Collected data entries:
● ● ● ● ●

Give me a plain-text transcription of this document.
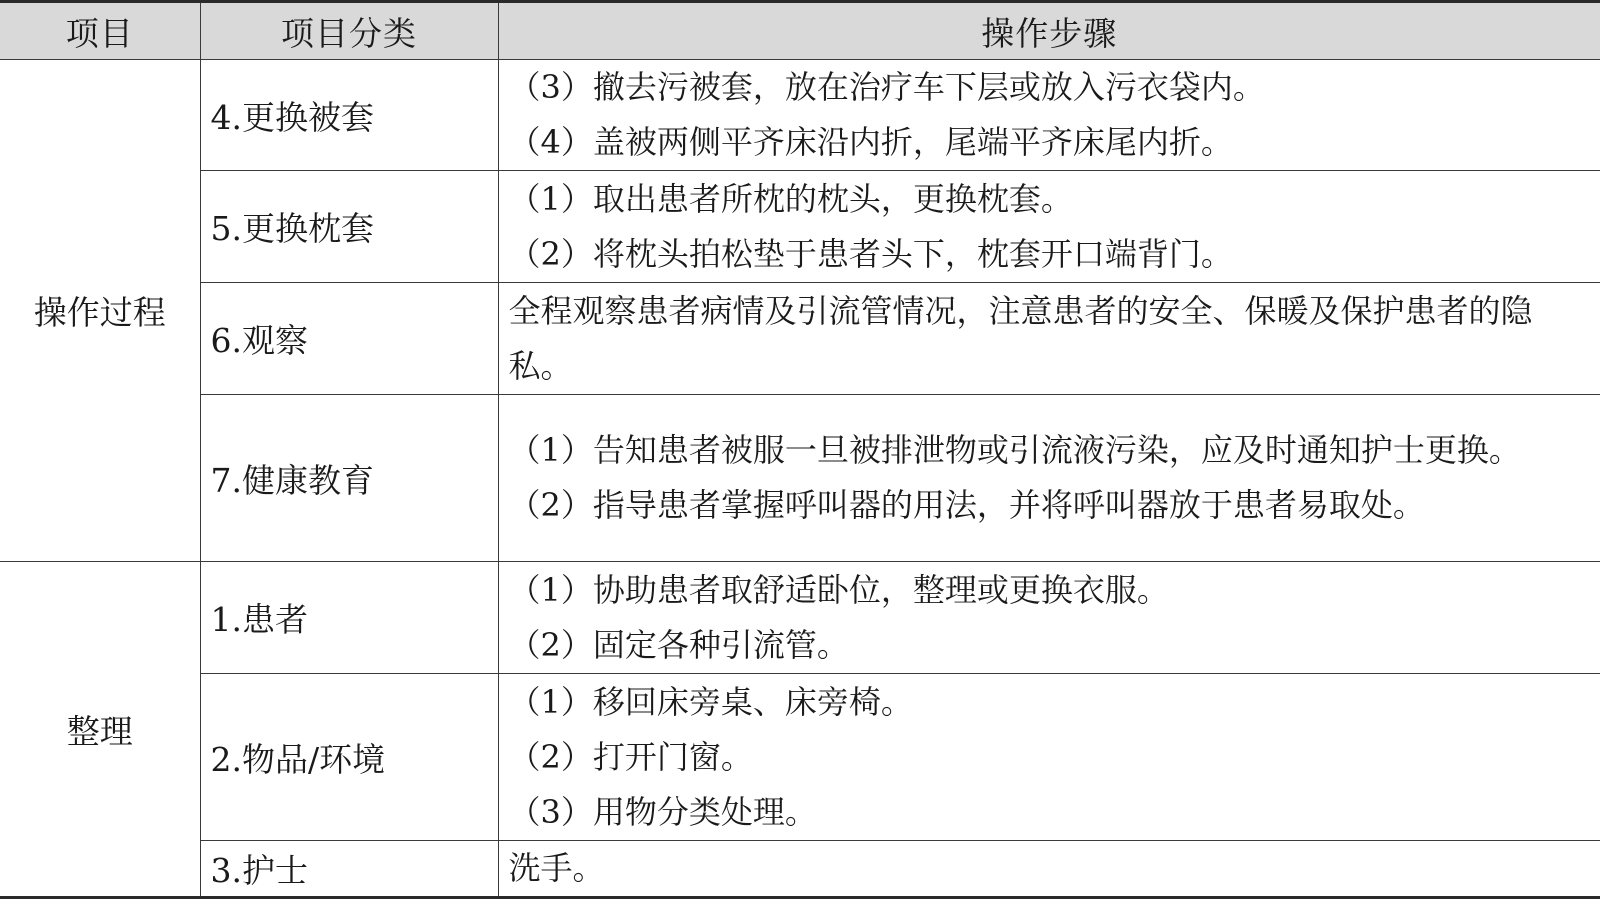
项目	项目分类	操作步骤
操作过程	4.更换被套	（3）撤去污被套，放在治疗车下层或放入污衣袋内。
（4）盖被两侧平齐床沿内折，尾端平齐床尾内折。

	5.更换枕套	（1）取出患者所枕的枕头，更换枕套。
（2）将枕头拍松垫于患者头下，枕套开口端背门。

	6.观察	全程观察患者病情及引流管情况，注意患者的安全、保暖及保护患者的隐私。

	7.健康教育	（1）告知患者被服一旦被排泄物或引流液污染，应及时通知护士更换。
（2）指导患者掌握呼叫器的用法，并将呼叫器放于患者易取处。

整理	1.患者	（1）协助患者取舒适卧位，整理或更换衣服。
（2）固定各种引流管。

	2.物品/环境	（1）移回床旁桌、床旁椅。
（2）打开门窗。
（3）用物分类处理。

	3.护士	洗手。
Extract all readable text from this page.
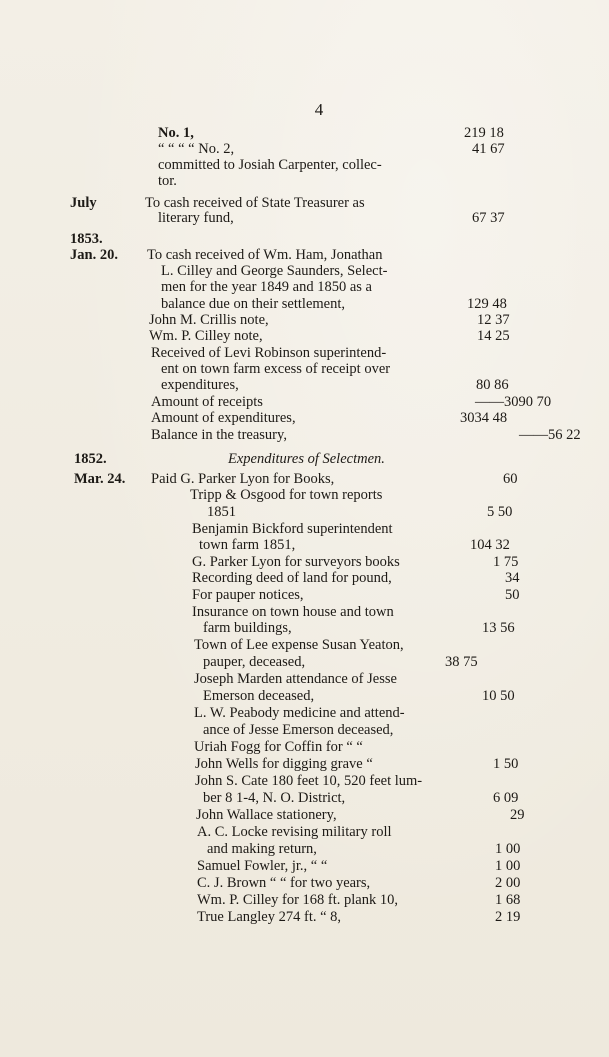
4
No. 1,
“ “ “ “ No. 2,
committed to Josiah Carpenter, collec-
tor.
July	To cash received of State Treasurer as
literary fund,
1853.
Jan. 20. To cash received of Wm. Ham, Jonathan
L. Cilley and George Saunders, Select-
men for the year 1849 and 1850 as a
balance due on their settlement,
John M. Crillis note,
Wm. P. Cilley note,
Received of Levi Robinson superintend-
ent on town farm excess of receipt over
expenditures,
Amount of receipts
Amount of expenditures,
Balance in the treasury,
1852.	Expenditures of Selectmen.
Mar. 24. Paid G. Parker Lyon for Books,
Tripp & Osgood for town reports
1851
Benjamin Bickford superintendent
town farm 1851,
G. Parker Lyon for surveyors books
Recording deed of land for pound,
For pauper notices,
Insurance on town house and town
farm buildings,
Town of Lee expense Susan Yeaton,
pauper, deceased,
Joseph Marden attendance of Jesse
Emerson deceased,
L. W. Peabody medicine and attend-
ance of Jesse Emerson deceased,
Uriah Fogg for Coffin for “ “
John Wells for digging grave “
John S. Cate 180 feet 10, 520 feet lum-
ber 8 1-4, N. O. District,
John Wallace stationery,
A. C. Locke revising military roll
and making return,
Samuel Fowler, jr., “ “
C. J. Brown “ “ for two years,
Wm. P. Cilley for 168 ft. plank 10,
True Langley 274 ft. “ 8,
219 18
41 67
67 37
129 48
12 37
14 25
80 86
——3090 70
3034 48
——56 22
60
5 50
104 32
1 75
34
50
13 56
38 75
10 50
1 50
6 09
29
1 00
1 00
2 00
1 68
2 19
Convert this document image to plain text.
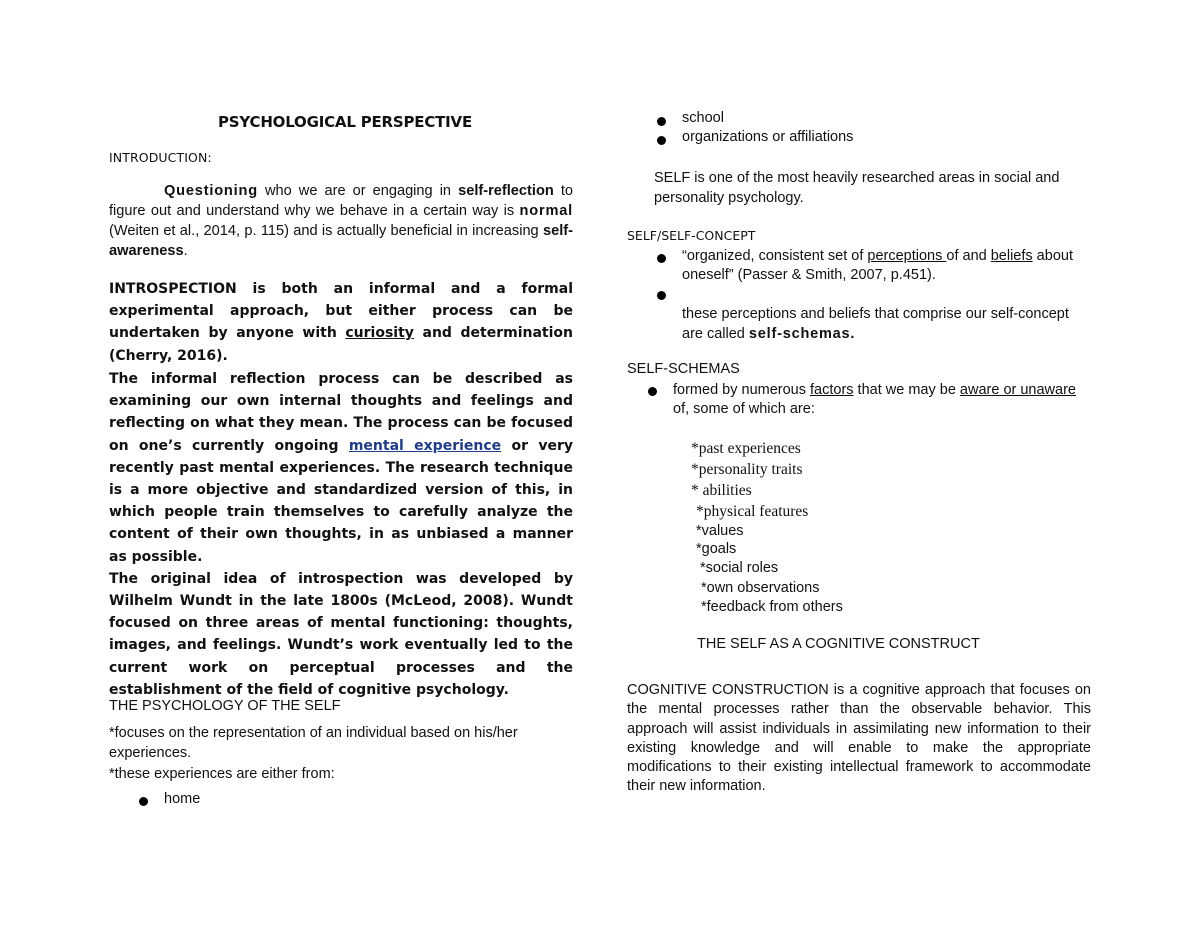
PSYCHOLOGICAL PERSPECTIVE
INTRODUCTION:

Questioning who we are or engaging in self-reflection to figure out and understand why we behave in a certain way is normal (Weiten et al., 2014, p. 115) and is actually beneficial in increasing self-awareness.

INTROSPECTION is both an informal and a formal experimental approach, but either process can be undertaken by anyone with curiosity and determination (Cherry, 2016).

The informal reflection process can be described as examining our own internal thoughts and feelings and reflecting on what they mean. The process can be focused on one’s currently ongoing mental experience or very recently past mental experiences. The research technique is a more objective and standardized version of this, in which people train themselves to carefully analyze the content of their own thoughts, in as unbiased a manner as possible.

The original idea of introspection was developed by Wilhelm Wundt in the late 1800s (McLeod, 2008). Wundt focused on three areas of mental functioning: thoughts, images, and feelings. Wundt’s work eventually led to the current work on perceptual processes and the establishment of the field of cognitive psychology.

THE PSYCHOLOGY OF THE SELF
*focuses on the representation of an individual based on his/her experiences.
*these experiences are either from:
home
school
organizations or affiliations
SELF is one of the most heavily researched areas in social and personality psychology.
SELF/SELF-CONCEPT

“organized, consistent set of perceptions of and beliefs about oneself” (Passer & Smith, 2007, p.451).

these perceptions and beliefs that comprise our self-concept are called self-schemas.

SELF-SCHEMAS

formed by numerous factors that we may be aware or unaware of, some of which are:

*past experiences
*personality traits
* abilities
*physical features
*values
*goals
*social roles
*own observations
*feedback from others
THE SELF AS A COGNITIVE CONSTRUCT

COGNITIVE CONSTRUCTION is a cognitive approach that focuses on the mental processes rather than the observable behavior. This approach will assist individuals in assimilating new information to their existing knowledge and will enable to make the appropriate modifications to their existing intellectual framework to accommodate their new information.
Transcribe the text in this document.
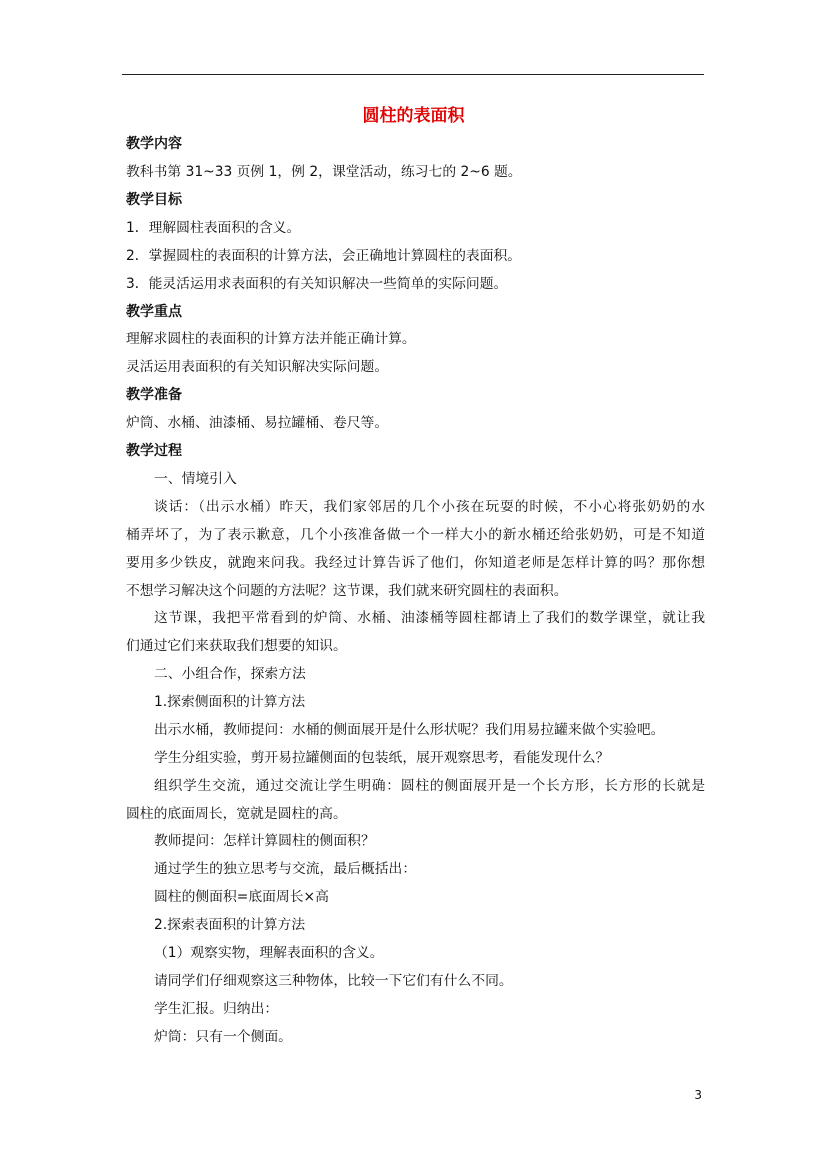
圆柱的表面积
教学内容
教科书第 31~33 页例 1，例 2，课堂活动，练习七的 2~6 题。
教学目标
1．理解圆柱表面积的含义。
2．掌握圆柱的表面积的计算方法，会正确地计算圆柱的表面积。
3．能灵活运用求表面积的有关知识解决一些简单的实际问题。
教学重点
理解求圆柱的表面积的计算方法并能正确计算。
灵活运用表面积的有关知识解决实际问题。
教学准备
炉筒、水桶、油漆桶、易拉罐桶、卷尺等。
教学过程
一、情境引入
谈话：（出示水桶）昨天，我们家邻居的几个小孩在玩耍的时候，不小心将张奶奶的水
桶弄坏了，为了表示歉意，几个小孩准备做一个一样大小的新水桶还给张奶奶，可是不知道
要用多少铁皮，就跑来问我。我经过计算告诉了他们，你知道老师是怎样计算的吗？那你想
不想学习解决这个问题的方法呢？这节课，我们就来研究圆柱的表面积。
这节课，我把平常看到的炉筒、水桶、油漆桶等圆柱都请上了我们的数学课堂，就让我
们通过它们来获取我们想要的知识。
二、小组合作，探索方法
1.探索侧面积的计算方法
出示水桶，教师提问：水桶的侧面展开是什么形状呢？我们用易拉罐来做个实验吧。
学生分组实验，剪开易拉罐侧面的包装纸，展开观察思考，看能发现什么？
组织学生交流，通过交流让学生明确：圆柱的侧面展开是一个长方形，长方形的长就是
圆柱的底面周长，宽就是圆柱的高。
教师提问：怎样计算圆柱的侧面积？
通过学生的独立思考与交流，最后概括出：
圆柱的侧面积=底面周长×高
2.探索表面积的计算方法
（1）观察实物，理解表面积的含义。
请同学们仔细观察这三种物体，比较一下它们有什么不同。
学生汇报。归纳出：
炉筒：只有一个侧面。
3
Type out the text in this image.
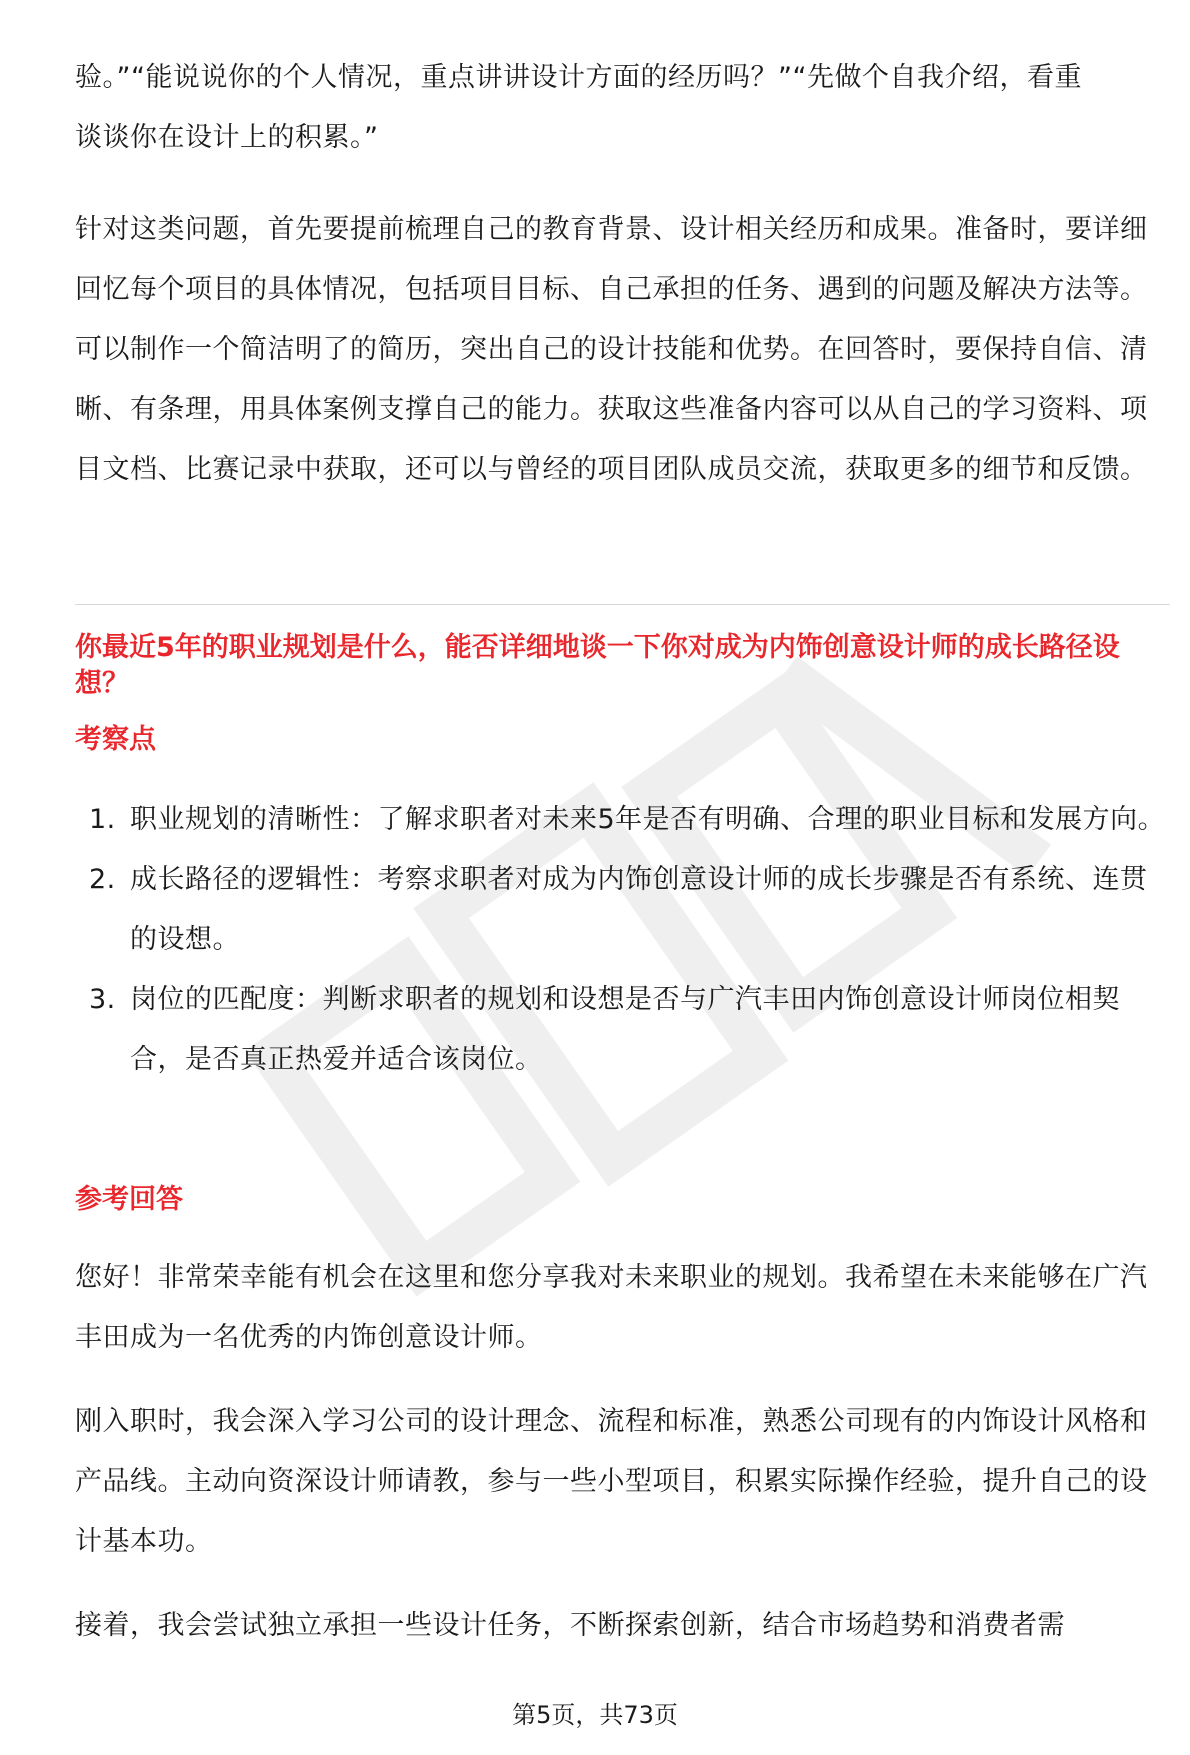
验。”“能说说你的个人情况，重点讲讲设计方面的经历吗？”“先做个自我介绍，看重

谈谈你在设计上的积累。”

针对这类问题，首先要提前梳理自己的教育背景、设计相关经历和成果。准备时，要详细回忆每个项目的具体情况，包括项目目标、自己承担的任务、遇到的问题及解决方法等。可以制作一个简洁明了的简历，突出自己的设计技能和优势。在回答时，要保持自信、清晰、有条理，用具体案例支撑自己的能力。获取这些准备内容可以从自己的学习资料、项目文档、比赛记录中获取，还可以与曾经的项目团队成员交流，获取更多的细节和反馈。

你最近5年的职业规划是什么，能否详细地谈一下你对成为内饰创意设计师的成长路径设想？

考察点

1. 职业规划的清晰性：了解求职者对未来5年是否有明确、合理的职业目标和发展方向。
2. 成长路径的逻辑性：考察求职者对成为内饰创意设计师的成长步骤是否有系统、连贯的设想。
3. 岗位的匹配度：判断求职者的规划和设想是否与广汽丰田内饰创意设计师岗位相契合，是否真正热爱并适合该岗位。

参考回答

您好！非常荣幸能有机会在这里和您分享我对未来职业的规划。我希望在未来能够在广汽丰田成为一名优秀的内饰创意设计师。

刚入职时，我会深入学习公司的设计理念、流程和标准，熟悉公司现有的内饰设计风格和产品线。主动向资深设计师请教，参与一些小型项目，积累实际操作经验，提升自己的设计基本功。

接着，我会尝试独立承担一些设计任务，不断探索创新，结合市场趋势和消费者需

第5页，共73页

● ● ● ● ●

#### PROBLEM DESCRIPTION
Beginning at the line that contains "Transcribe the text in this document.", give the remaining lines of the records again exactly, through the last one. Leave out pictures.

#### SOLUTION
Transcribe the text in this document.
圆柱的表面积
教学内容
教科书第 31~33 页例 1，例 2，课堂活动，练习七的 2~6 题。
教学目标
1．理解圆柱表面积的含义。
2．掌握圆柱的表面积的计算方法，会正确地计算圆柱的表面积。
3．能灵活运用求表面积的有关知识解决一些简单的实际问题。
教学重点
理解求圆柱的表面积的计算方法并能正确计算。
灵活运用表面积的有关知识解决实际问题。
教学准备
炉筒、水桶、油漆桶、易拉罐桶、卷尺等。
教学过程
一、情境引入
谈话：（出示水桶）昨天，我们家邻居的几个小孩在玩耍的时候，不小心将张奶奶的水
桶弄坏了，为了表示歉意，几个小孩准备做一个一样大小的新水桶还给张奶奶，可是不知道
要用多少铁皮，就跑来问我。我经过计算告诉了他们，你知道老师是怎样计算的吗？那你想
不想学习解决这个问题的方法呢？这节课，我们就来研究圆柱的表面积。
这节课，我把平常看到的炉筒、水桶、油漆桶等圆柱都请上了我们的数学课堂，就让我
们通过它们来获取我们想要的知识。
二、小组合作，探索方法
1.探索侧面积的计算方法
出示水桶，教师提问：水桶的侧面展开是什么形状呢？我们用易拉罐来做个实验吧。
学生分组实验，剪开易拉罐侧面的包装纸，展开观察思考，看能发现什么？
组织学生交流，通过交流让学生明确：圆柱的侧面展开是一个长方形，长方形的长就是
圆柱的底面周长，宽就是圆柱的高。
教师提问：怎样计算圆柱的侧面积？
通过学生的独立思考与交流，最后概括出：
圆柱的侧面积=底面周长×高
2.探索表面积的计算方法
（1）观察实物，理解表面积的含义。
请同学们仔细观察这三种物体，比较一下它们有什么不同。
学生汇报。归纳出：
炉筒：只有一个侧面。
3
Type out the text in this image.
验。”“能说说你的个人情况，重点讲讲设计方面的经历吗？”“先做个自我介绍，看重

谈谈你在设计上的积累。”

针对这类问题，首先要提前梳理自己的教育背景、设计相关经历和成果。准备时，要详细回忆每个项目的具体情况，包括项目目标、自己承担的任务、遇到的问题及解决方法等。可以制作一个简洁明了的简历，突出自己的设计技能和优势。在回答时，要保持自信、清晰、有条理，用具体案例支撑自己的能力。获取这些准备内容可以从自己的学习资料、项目文档、比赛记录中获取，还可以与曾经的项目团队成员交流，获取更多的细节和反馈。

你最近5年的职业规划是什么，能否详细地谈一下你对成为内饰创意设计师的成长路径设想？

考察点

1. 职业规划的清晰性：了解求职者对未来5年是否有明确、合理的职业目标和发展方向。
2. 成长路径的逻辑性：考察求职者对成为内饰创意设计师的成长步骤是否有系统、连贯的设想。
3. 岗位的匹配度：判断求职者的规划和设想是否与广汽丰田内饰创意设计师岗位相契合，是否真正热爱并适合该岗位。

参考回答

您好！非常荣幸能有机会在这里和您分享我对未来职业的规划。我希望在未来能够在广汽丰田成为一名优秀的内饰创意设计师。

刚入职时，我会深入学习公司的设计理念、流程和标准，熟悉公司现有的内饰设计风格和产品线。主动向资深设计师请教，参与一些小型项目，积累实际操作经验，提升自己的设计基本功。

接着，我会尝试独立承担一些设计任务，不断探索创新，结合市场趋势和消费者需

第5页，共73页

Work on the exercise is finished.